Extracted information:
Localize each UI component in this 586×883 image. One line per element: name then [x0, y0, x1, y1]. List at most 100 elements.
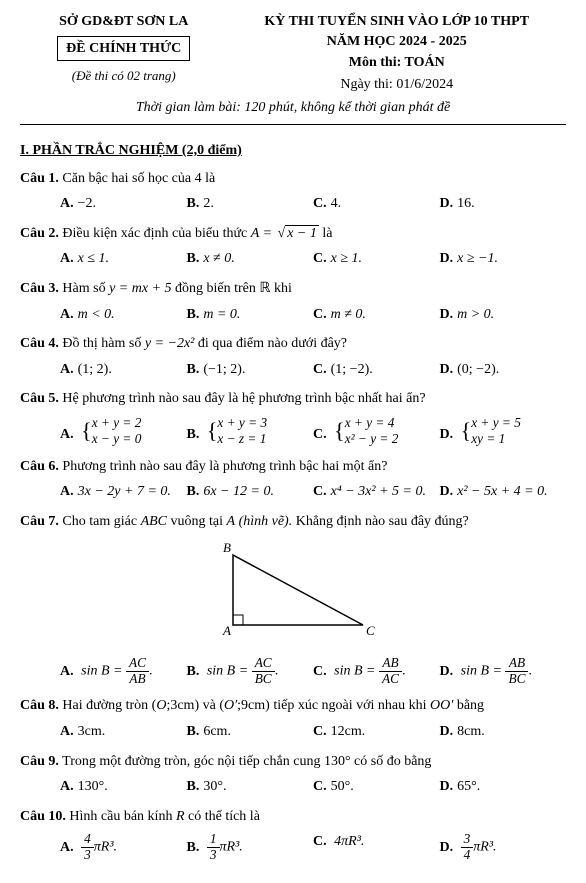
q5-opt-b: B. {x + y = 3x − z = 1 — [187, 413, 314, 449]
q4-label: Câu 4. — [20, 336, 59, 351]
q3-label: Câu 3. — [20, 281, 59, 296]
q2-expr: A = x − 1 — [251, 226, 319, 241]
question-7: Câu 7. Cho tam giác ABC vuông tại A (hìn… — [20, 512, 566, 532]
q9-options: A.130°. B.30°. C.50°. D.65°. — [60, 775, 566, 799]
question-3: Câu 3. Hàm số y = mx + 5 đồng biến trên … — [20, 279, 566, 299]
svg-text:A: A — [222, 623, 231, 638]
q9-opt-d: D.65°. — [440, 775, 567, 799]
q10-options: A. 43πR³. B. 13πR³. C. 4πR³. D. 34πR³. — [60, 830, 566, 864]
q5-label: Câu 5. — [20, 391, 59, 406]
q3-opt-d: D.m > 0. — [440, 303, 567, 327]
q7-opt-c: C. sin B = ABAC. — [313, 654, 440, 688]
q4-text-pre: Đồ thị hàm số — [62, 336, 144, 351]
q2-label: Câu 2. — [20, 226, 59, 241]
q9-text: Trong một đường tròn, góc nội tiếp chắn … — [62, 754, 431, 769]
q6-opt-b: B.6x − 12 = 0. — [187, 480, 314, 504]
section-1-title: I. PHẦN TRẮC NGHIỆM (2,0 điểm) — [20, 141, 566, 161]
exam-date: Ngày thi: 01/6/2024 — [227, 75, 566, 95]
q3-text-post: đồng biến trên ℝ khi — [175, 281, 292, 296]
q3-expr: y = mx + 5 — [109, 281, 171, 296]
q2-opt-a: A.x ≤ 1. — [60, 247, 187, 271]
question-6: Câu 6. Phương trình nào sau đây là phươn… — [20, 457, 566, 477]
q5-opt-d: D. {x + y = 5xy = 1 — [440, 413, 567, 449]
q8-opt-c: C.12cm. — [313, 720, 440, 744]
q7-label: Câu 7. — [20, 514, 59, 529]
q6-text: Phương trình nào sau đây là phương trình… — [62, 459, 387, 474]
q9-opt-c: C.50°. — [313, 775, 440, 799]
q10-label: Câu 10. — [20, 809, 66, 824]
q4-options: A.(1; 2). B.(−1; 2). C.(1; −2). D.(0; −2… — [60, 358, 566, 382]
q2-options: A.x ≤ 1. B.x ≠ 0. C.x ≥ 1. D.x ≥ −1. — [60, 247, 566, 271]
svg-text:C: C — [366, 623, 375, 638]
q1-opt-d: D.16. — [440, 192, 567, 216]
q4-text-post: đi qua điểm nào dưới đây? — [198, 336, 347, 351]
header-right: KỲ THI TUYỂN SINH VÀO LỚP 10 THPT NĂM HỌ… — [227, 12, 566, 94]
q2-text-post: là — [322, 226, 332, 241]
q2-opt-c: C.x ≥ 1. — [313, 247, 440, 271]
official-box: ĐỀ CHÍNH THỨC — [57, 36, 190, 62]
question-9: Câu 9. Trong một đường tròn, góc nội tiế… — [20, 752, 566, 772]
q3-opt-b: B.m = 0. — [187, 303, 314, 327]
question-10: Câu 10. Hình cầu bán kính R có thể tích … — [20, 807, 566, 827]
q8-opt-a: A.3cm. — [60, 720, 187, 744]
q1-opt-c: C.4. — [313, 192, 440, 216]
q8-opt-d: D.8cm. — [440, 720, 567, 744]
q4-opt-a: A.(1; 2). — [60, 358, 187, 382]
exam-subject: Môn thi: TOÁN — [227, 53, 566, 73]
q8-options: A.3cm. B.6cm. C.12cm. D.8cm. — [60, 720, 566, 744]
q1-text: Căn bậc hai số học của 4 là — [62, 171, 215, 186]
q7-triangle-figure: A B C — [20, 540, 566, 647]
q1-label: Câu 1. — [20, 171, 59, 186]
q7-options: A. sin B = ACAB. B. sin B = ACBC. C. sin… — [60, 654, 566, 688]
header-left: SỞ GD&ĐT SƠN LA ĐỀ CHÍNH THỨC (Đề thi có… — [20, 12, 227, 94]
exam-duration: Thời gian làm bài: 120 phút, không kể th… — [20, 98, 566, 118]
q3-options: A.m < 0. B.m = 0. C.m ≠ 0. D.m > 0. — [60, 303, 566, 327]
q10-opt-b: B. 13πR³. — [187, 830, 314, 864]
q7-opt-d: D. sin B = ABBC. — [440, 654, 567, 688]
org-name: SỞ GD&ĐT SƠN LA — [20, 12, 227, 32]
question-8: Câu 8. Hai đường tròn (O;3cm) và (O′;9cm… — [20, 696, 566, 716]
q10-opt-c: C. 4πR³. — [313, 830, 440, 864]
exam-year: NĂM HỌC 2024 - 2025 — [227, 32, 566, 52]
q5-opt-a: A. {x + y = 2x − y = 0 — [60, 413, 187, 449]
q7-opt-a: A. sin B = ACAB. — [60, 654, 187, 688]
q2-text-pre: Điều kiện xác định của biểu thức — [62, 226, 250, 241]
q4-opt-b: B.(−1; 2). — [187, 358, 314, 382]
q3-text-pre: Hàm số — [62, 281, 109, 296]
q10-opt-d: D. 34πR³. — [440, 830, 567, 864]
q4-opt-d: D.(0; −2). — [440, 358, 567, 382]
q4-expr: y = −2x² — [145, 336, 195, 351]
q9-opt-b: B.30°. — [187, 775, 314, 799]
q8-opt-b: B.6cm. — [187, 720, 314, 744]
q8-label: Câu 8. — [20, 698, 59, 713]
q6-label: Câu 6. — [20, 459, 59, 474]
question-1: Câu 1. Căn bậc hai số học của 4 là — [20, 169, 566, 189]
q6-opt-c: C.x⁴ − 3x² + 5 = 0. — [313, 480, 440, 504]
header-divider — [20, 124, 566, 125]
question-2: Câu 2. Điều kiện xác định của biểu thức … — [20, 224, 566, 244]
q7-text-pre: Cho tam giác — [62, 514, 140, 529]
q6-opt-d: D.x² − 5x + 4 = 0. — [440, 480, 567, 504]
q3-opt-c: C.m ≠ 0. — [313, 303, 440, 327]
q9-label: Câu 9. — [20, 754, 59, 769]
triangle-svg: A B C — [203, 540, 383, 640]
question-4: Câu 4. Đồ thị hàm số y = −2x² đi qua điể… — [20, 334, 566, 354]
q4-opt-c: C.(1; −2). — [313, 358, 440, 382]
q10-opt-a: A. 43πR³. — [60, 830, 187, 864]
q2-opt-d: D.x ≥ −1. — [440, 247, 567, 271]
question-5: Câu 5. Hệ phương trình nào sau đây là hệ… — [20, 389, 566, 409]
page-count: (Đề thi có 02 trang) — [20, 67, 227, 85]
svg-text:B: B — [223, 540, 231, 555]
q6-options: A.3x − 2y + 7 = 0. B.6x − 12 = 0. C.x⁴ −… — [60, 480, 566, 504]
q1-opt-a: A.−2. — [60, 192, 187, 216]
q5-opt-c: C. {x + y = 4x² − y = 2 — [313, 413, 440, 449]
q7-opt-b: B. sin B = ACBC. — [187, 654, 314, 688]
q5-text: Hệ phương trình nào sau đây là hệ phương… — [62, 391, 425, 406]
q5-options: A. {x + y = 2x − y = 0 B. {x + y = 3x − … — [60, 413, 566, 449]
q3-opt-a: A.m < 0. — [60, 303, 187, 327]
q2-opt-b: B.x ≠ 0. — [187, 247, 314, 271]
q6-opt-a: A.3x − 2y + 7 = 0. — [60, 480, 187, 504]
q1-opt-b: B.2. — [187, 192, 314, 216]
exam-header: SỞ GD&ĐT SƠN LA ĐỀ CHÍNH THỨC (Đề thi có… — [20, 12, 566, 94]
exam-title: KỲ THI TUYỂN SINH VÀO LỚP 10 THPT — [227, 12, 566, 32]
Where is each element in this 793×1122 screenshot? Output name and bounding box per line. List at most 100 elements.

Task directions: Reproduce the entries above without changes, starting at the line that contains "413, 314, 449]" and ending after the line that contains "q10-options: A. 43πR³.".

Exercise result:
q5-opt-b: B. {x + y = 3x − z = 1 — [187, 413, 314, 449]
q4-label: Câu 4. — [20, 336, 59, 351]
q3-label: Câu 3. — [20, 281, 59, 296]
q2-expr: A = x − 1 — [251, 226, 319, 241]
question-7: Câu 7. Cho tam giác ABC vuông tại A (hìn… — [20, 512, 566, 532]
q9-options: A.130°. B.30°. C.50°. D.65°. — [60, 775, 566, 799]
question-3: Câu 3. Hàm số y = mx + 5 đồng biến trên … — [20, 279, 566, 299]
svg-text:A: A — [222, 623, 231, 638]
q9-opt-d: D.65°. — [440, 775, 567, 799]
q10-options: A. 43πR³. B. 13πR³. C. 4πR³. D. 34πR³. — [60, 830, 566, 864]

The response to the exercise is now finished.